**EXERCISE DESCRIPTION**
Omit the pictures, then write out every entry exactly as it reads.

**THE RECORDS**

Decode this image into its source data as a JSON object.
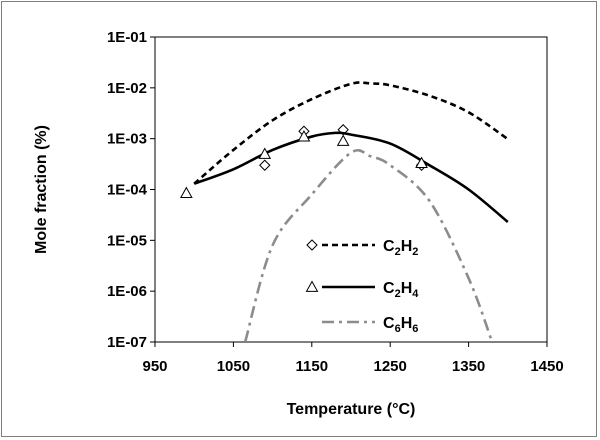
{
  "chart_data": {
    "type": "line",
    "title": "",
    "xlabel": "Temperature (°C)",
    "ylabel": "Mole fraction (%)",
    "x_range": [
      950,
      1450
    ],
    "y_range": [
      1e-07,
      0.1
    ],
    "y_scale": "log",
    "x_ticks": [
      "950",
      "1050",
      "1150",
      "1250",
      "1350",
      "1450"
    ],
    "y_ticks": [
      "1E-07",
      "1E-06",
      "1E-05",
      "1E-04",
      "1E-03",
      "1E-02",
      "1E-01"
    ],
    "grid": false,
    "legend_position": "center",
    "series": [
      {
        "name": "C2H2",
        "name_parts": [
          [
            "C",
            false
          ],
          [
            "2",
            true
          ],
          [
            "H",
            false
          ],
          [
            "2",
            true
          ]
        ],
        "line_style": "dashed",
        "line_color": "#000000",
        "marker": "diamond",
        "curve": [
          [
            1000,
            0.00013
          ],
          [
            1050,
            0.0006
          ],
          [
            1100,
            0.0023
          ],
          [
            1150,
            0.006
          ],
          [
            1200,
            0.012
          ],
          [
            1225,
            0.0122
          ],
          [
            1250,
            0.0112
          ],
          [
            1300,
            0.007
          ],
          [
            1350,
            0.0033
          ],
          [
            1400,
            0.00098
          ]
        ],
        "points": [
          [
            1090,
            0.0003
          ],
          [
            1140,
            0.0014
          ],
          [
            1190,
            0.0015
          ],
          [
            1290,
            0.0003
          ]
        ]
      },
      {
        "name": "C2H4",
        "name_parts": [
          [
            "C",
            false
          ],
          [
            "2",
            true
          ],
          [
            "H",
            false
          ],
          [
            "4",
            true
          ]
        ],
        "line_style": "solid",
        "line_color": "#000000",
        "marker": "triangle",
        "curve": [
          [
            1000,
            0.00013
          ],
          [
            1050,
            0.00025
          ],
          [
            1100,
            0.0006
          ],
          [
            1150,
            0.0011
          ],
          [
            1180,
            0.0013
          ],
          [
            1200,
            0.0012
          ],
          [
            1250,
            0.0008
          ],
          [
            1300,
            0.0003
          ],
          [
            1350,
            0.0001
          ],
          [
            1400,
            2.3e-05
          ]
        ],
        "points": [
          [
            990,
            8.5e-05
          ],
          [
            1090,
            0.0005
          ],
          [
            1140,
            0.0011
          ],
          [
            1190,
            0.0009
          ],
          [
            1290,
            0.00033
          ]
        ]
      },
      {
        "name": "C6H6",
        "name_parts": [
          [
            "C",
            false
          ],
          [
            "6",
            true
          ],
          [
            "H",
            false
          ],
          [
            "6",
            true
          ]
        ],
        "line_style": "dashdot",
        "line_color": "#8c8c8c",
        "marker": "none",
        "curve": [
          [
            1065,
            1e-07
          ],
          [
            1100,
            8e-06
          ],
          [
            1150,
            8e-05
          ],
          [
            1200,
            0.00053
          ],
          [
            1225,
            0.00045
          ],
          [
            1250,
            0.0003
          ],
          [
            1300,
            6e-05
          ],
          [
            1350,
            1.8e-06
          ],
          [
            1380,
            1e-07
          ]
        ],
        "points": []
      }
    ]
  }
}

**EXPECTED ANSWER**
Decode this image into its source data as a JSON object.
{
  "chart_data": {
    "type": "line",
    "title": "",
    "xlabel": "Temperature (°C)",
    "ylabel": "Mole fraction (%)",
    "x_range": [
      950,
      1450
    ],
    "y_range": [
      1e-07,
      0.1
    ],
    "y_scale": "log",
    "x_ticks": [
      "950",
      "1050",
      "1150",
      "1250",
      "1350",
      "1450"
    ],
    "y_ticks": [
      "1E-07",
      "1E-06",
      "1E-05",
      "1E-04",
      "1E-03",
      "1E-02",
      "1E-01"
    ],
    "grid": false,
    "legend_position": "center",
    "series": [
      {
        "name": "C2H2",
        "name_parts": [
          [
            "C",
            false
          ],
          [
            "2",
            true
          ],
          [
            "H",
            false
          ],
          [
            "2",
            true
          ]
        ],
        "line_style": "dashed",
        "line_color": "#000000",
        "marker": "diamond",
        "curve": [
          [
            1000,
            0.00013
          ],
          [
            1050,
            0.0006
          ],
          [
            1100,
            0.0023
          ],
          [
            1150,
            0.006
          ],
          [
            1200,
            0.012
          ],
          [
            1225,
            0.0122
          ],
          [
            1250,
            0.0112
          ],
          [
            1300,
            0.007
          ],
          [
            1350,
            0.0033
          ],
          [
            1400,
            0.00098
          ]
        ],
        "points": [
          [
            1090,
            0.0003
          ],
          [
            1140,
            0.0014
          ],
          [
            1190,
            0.0015
          ],
          [
            1290,
            0.0003
          ]
        ]
      },
      {
        "name": "C2H4",
        "name_parts": [
          [
            "C",
            false
          ],
          [
            "2",
            true
          ],
          [
            "H",
            false
          ],
          [
            "4",
            true
          ]
        ],
        "line_style": "solid",
        "line_color": "#000000",
        "marker": "triangle",
        "curve": [
          [
            1000,
            0.00013
          ],
          [
            1050,
            0.00025
          ],
          [
            1100,
            0.0006
          ],
          [
            1150,
            0.0011
          ],
          [
            1180,
            0.0013
          ],
          [
            1200,
            0.0012
          ],
          [
            1250,
            0.0008
          ],
          [
            1300,
            0.0003
          ],
          [
            1350,
            0.0001
          ],
          [
            1400,
            2.3e-05
          ]
        ],
        "points": [
          [
            990,
            8.5e-05
          ],
          [
            1090,
            0.0005
          ],
          [
            1140,
            0.0011
          ],
          [
            1190,
            0.0009
          ],
          [
            1290,
            0.00033
          ]
        ]
      },
      {
        "name": "C6H6",
        "name_parts": [
          [
            "C",
            false
          ],
          [
            "6",
            true
          ],
          [
            "H",
            false
          ],
          [
            "6",
            true
          ]
        ],
        "line_style": "dashdot",
        "line_color": "#8c8c8c",
        "marker": "none",
        "curve": [
          [
            1065,
            1e-07
          ],
          [
            1100,
            8e-06
          ],
          [
            1150,
            8e-05
          ],
          [
            1200,
            0.00053
          ],
          [
            1225,
            0.00045
          ],
          [
            1250,
            0.0003
          ],
          [
            1300,
            6e-05
          ],
          [
            1350,
            1.8e-06
          ],
          [
            1380,
            1e-07
          ]
        ],
        "points": []
      }
    ]
  }
}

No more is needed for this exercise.